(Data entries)
▼▼▼

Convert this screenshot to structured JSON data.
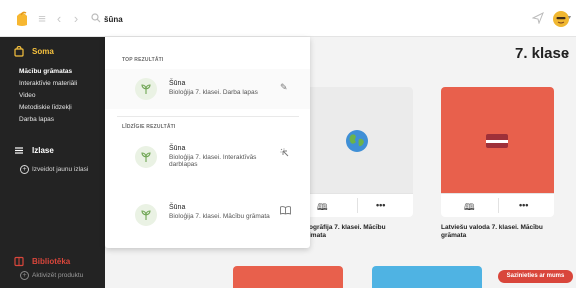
{
  "search": {
    "query": "šūna"
  },
  "sidebar": {
    "soma_label": "Soma",
    "soma_items": [
      "Mācību grāmatas",
      "Interaktīvie materiāli",
      "Video",
      "Metodiskie līdzekļi",
      "Darba lapas"
    ],
    "izlase_label": "Izlase",
    "izlase_add_label": "Izveidot jaunu izlasi",
    "biblioteka_label": "Bibliotēka",
    "biblioteka_add_label": "Aktivizēt produktu"
  },
  "main": {
    "title": "7. klase",
    "cards": [
      {
        "caption_line1": "ogrāfija 7. klasei. Mācību",
        "caption_line2": "imata",
        "cover_color": "#ebebeb"
      },
      {
        "caption_line1": "Latviešu valoda 7. klasei. Mācību",
        "caption_line2": "grāmata",
        "cover_color": "#e8604c"
      }
    ],
    "contact_button": "Sazinieties ar mums"
  },
  "dropdown": {
    "top_section_label": "TOP REZULTĀTI",
    "related_section_label": "LĪDZĪGIE REZULTĀTI",
    "top_result": {
      "title": "Šūna",
      "subtitle": "Bioloģija 7. klasei. Darba lapas"
    },
    "related_results": [
      {
        "title": "Šūna",
        "subtitle": "Bioloģija 7. klasei. Interaktīvās darblapas"
      },
      {
        "title": "Šūna",
        "subtitle": "Bioloģija 7. klasei. Mācību grāmata"
      }
    ]
  },
  "colors": {
    "accent_yellow": "#f7c23e",
    "accent_red": "#d9463b",
    "sidebar_bg": "#232323"
  },
  "icons": [
    "logo-icon",
    "menu-icon",
    "back-icon",
    "forward-icon",
    "search-icon",
    "send-icon",
    "avatar-icon",
    "bag-icon",
    "list-icon",
    "add-icon",
    "book-icon",
    "more-icon",
    "globe-icon",
    "flag-icon",
    "leaf-icon",
    "pencil-icon",
    "interactive-icon"
  ]
}
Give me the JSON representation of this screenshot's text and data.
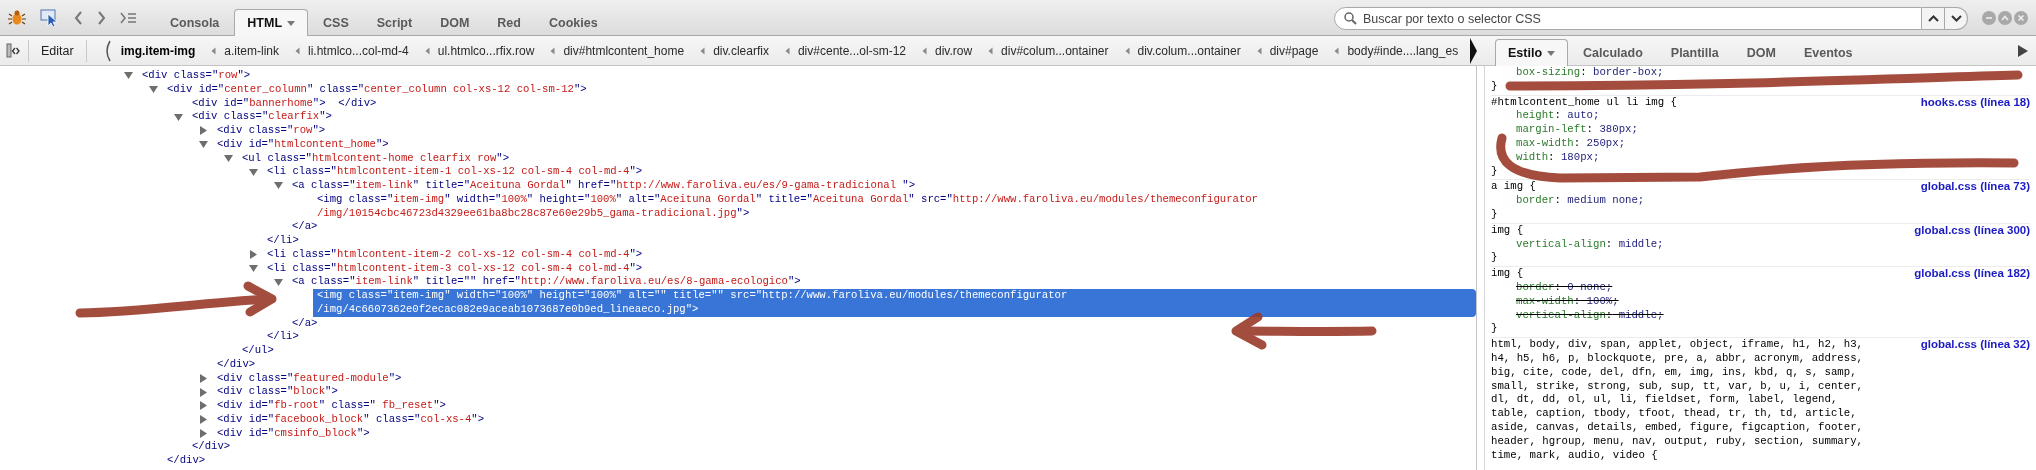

▲▲▲

_Task prompt:_
Print the records above exactly as they stand, but leave out the pictures.

_Solution:_
Convert this screenshot to structured JSON data.
{
  "search": {
    "query": "šūna"
  },
  "sidebar": {
    "soma_label": "Soma",
    "soma_items": [
      "Mācību grāmatas",
      "Interaktīvie materiāli",
      "Video",
      "Metodiskie līdzekļi",
      "Darba lapas"
    ],
    "izlase_label": "Izlase",
    "izlase_add_label": "Izveidot jaunu izlasi",
    "biblioteka_label": "Bibliotēka",
    "biblioteka_add_label": "Aktivizēt produktu"
  },
  "main": {
    "title": "7. klase",
    "cards": [
      {
        "caption_line1": "ogrāfija 7. klasei. Mācību",
        "caption_line2": "imata",
        "cover_color": "#ebebeb"
      },
      {
        "caption_line1": "Latviešu valoda 7. klasei. Mācību",
        "caption_line2": "grāmata",
        "cover_color": "#e8604c"
      }
    ],
    "contact_button": "Sazinieties ar mums"
  },
  "dropdown": {
    "top_section_label": "TOP REZULTĀTI",
    "related_section_label": "LĪDZĪGIE REZULTĀTI",
    "top_result": {
      "title": "Šūna",
      "subtitle": "Bioloģija 7. klasei. Darba lapas"
    },
    "related_results": [
      {
        "title": "Šūna",
        "subtitle": "Bioloģija 7. klasei. Interaktīvās darblapas"
      },
      {
        "title": "Šūna",
        "subtitle": "Bioloģija 7. klasei. Mācību grāmata"
      }
    ]
  },
  "colors": {
    "accent_yellow": "#f7c23e",
    "accent_red": "#d9463b",
    "sidebar_bg": "#232323"
  },
  "icons": [
    "logo-icon",
    "menu-icon",
    "back-icon",
    "forward-icon",
    "search-icon",
    "send-icon",
    "avatar-icon",
    "bag-icon",
    "list-icon",
    "add-icon",
    "book-icon",
    "more-icon",
    "globe-icon",
    "flag-icon",
    "leaf-icon",
    "pencil-icon",
    "interactive-icon"
  ]
}
Give me the JSON representation of this screenshot's text and data.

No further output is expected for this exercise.